======== Data in this exercise
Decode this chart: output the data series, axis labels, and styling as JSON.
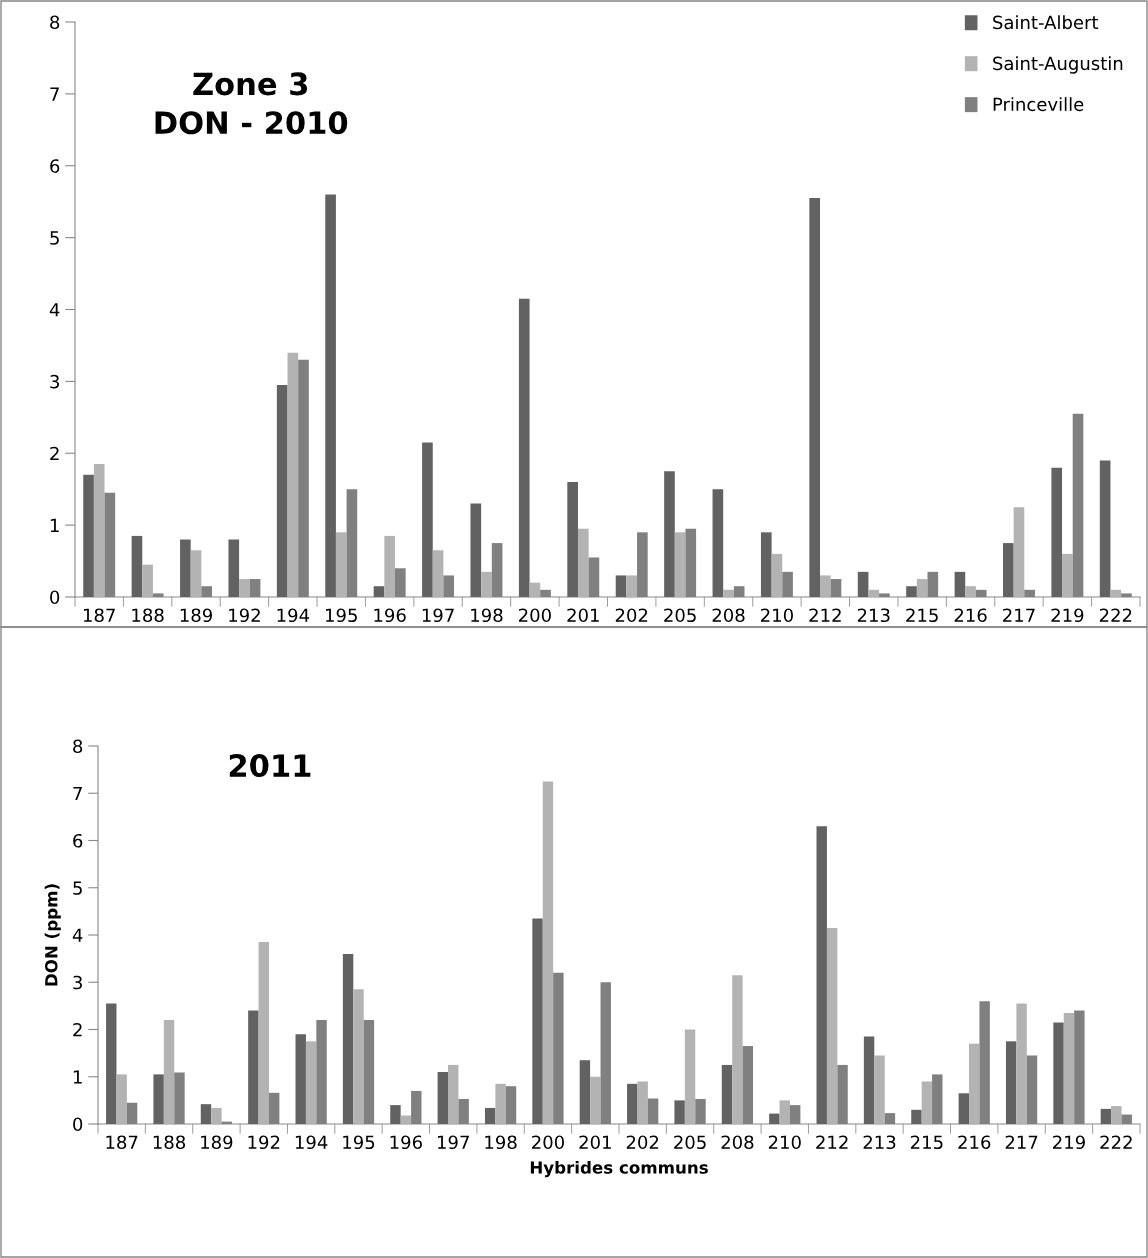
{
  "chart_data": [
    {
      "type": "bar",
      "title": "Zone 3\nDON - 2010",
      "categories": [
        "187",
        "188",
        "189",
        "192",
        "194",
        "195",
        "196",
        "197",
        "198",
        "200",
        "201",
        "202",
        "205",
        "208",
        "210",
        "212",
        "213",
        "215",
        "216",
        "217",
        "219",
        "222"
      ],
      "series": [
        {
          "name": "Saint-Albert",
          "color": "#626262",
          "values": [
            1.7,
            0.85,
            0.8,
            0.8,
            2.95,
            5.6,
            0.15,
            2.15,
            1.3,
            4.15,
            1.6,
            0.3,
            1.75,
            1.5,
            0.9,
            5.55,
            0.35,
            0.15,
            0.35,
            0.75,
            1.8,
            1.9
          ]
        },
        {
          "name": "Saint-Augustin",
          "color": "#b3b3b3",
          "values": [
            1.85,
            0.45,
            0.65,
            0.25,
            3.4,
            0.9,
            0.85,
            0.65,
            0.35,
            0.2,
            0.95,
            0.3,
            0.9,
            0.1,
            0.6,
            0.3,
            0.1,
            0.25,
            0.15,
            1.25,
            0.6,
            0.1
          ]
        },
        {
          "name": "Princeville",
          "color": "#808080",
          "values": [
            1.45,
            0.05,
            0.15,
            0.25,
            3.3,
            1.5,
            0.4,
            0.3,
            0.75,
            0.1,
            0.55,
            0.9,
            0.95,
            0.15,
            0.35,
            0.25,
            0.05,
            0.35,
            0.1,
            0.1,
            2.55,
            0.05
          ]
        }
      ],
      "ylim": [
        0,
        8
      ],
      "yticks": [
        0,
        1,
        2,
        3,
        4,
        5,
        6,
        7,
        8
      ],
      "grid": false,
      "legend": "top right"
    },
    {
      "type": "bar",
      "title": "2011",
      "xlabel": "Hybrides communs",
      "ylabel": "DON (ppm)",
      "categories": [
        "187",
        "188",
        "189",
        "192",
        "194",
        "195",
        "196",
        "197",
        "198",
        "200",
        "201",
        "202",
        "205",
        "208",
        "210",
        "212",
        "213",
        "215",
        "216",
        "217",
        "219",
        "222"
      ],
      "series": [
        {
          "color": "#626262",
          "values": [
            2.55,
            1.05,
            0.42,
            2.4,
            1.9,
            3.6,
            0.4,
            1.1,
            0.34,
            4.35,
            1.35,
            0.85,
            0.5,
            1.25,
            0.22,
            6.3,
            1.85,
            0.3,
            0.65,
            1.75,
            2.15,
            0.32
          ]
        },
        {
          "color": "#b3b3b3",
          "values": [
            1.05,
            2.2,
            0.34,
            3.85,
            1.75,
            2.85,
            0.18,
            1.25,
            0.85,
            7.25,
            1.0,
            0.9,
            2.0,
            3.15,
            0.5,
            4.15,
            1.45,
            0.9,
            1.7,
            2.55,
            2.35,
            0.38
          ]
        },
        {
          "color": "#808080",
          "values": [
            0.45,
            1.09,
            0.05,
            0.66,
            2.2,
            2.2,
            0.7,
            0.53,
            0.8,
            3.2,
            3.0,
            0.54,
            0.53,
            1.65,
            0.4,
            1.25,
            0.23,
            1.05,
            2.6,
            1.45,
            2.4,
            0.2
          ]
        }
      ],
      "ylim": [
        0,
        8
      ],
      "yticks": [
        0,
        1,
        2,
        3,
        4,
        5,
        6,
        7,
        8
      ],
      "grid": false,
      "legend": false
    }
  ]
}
================
▶ [Work to complete]:
Scan the listing above and copy all lines containing the word "name".

▶ [Task output]:
          "name": "Saint-Albert",
          "name": "Saint-Augustin",
          "name": "Princeville",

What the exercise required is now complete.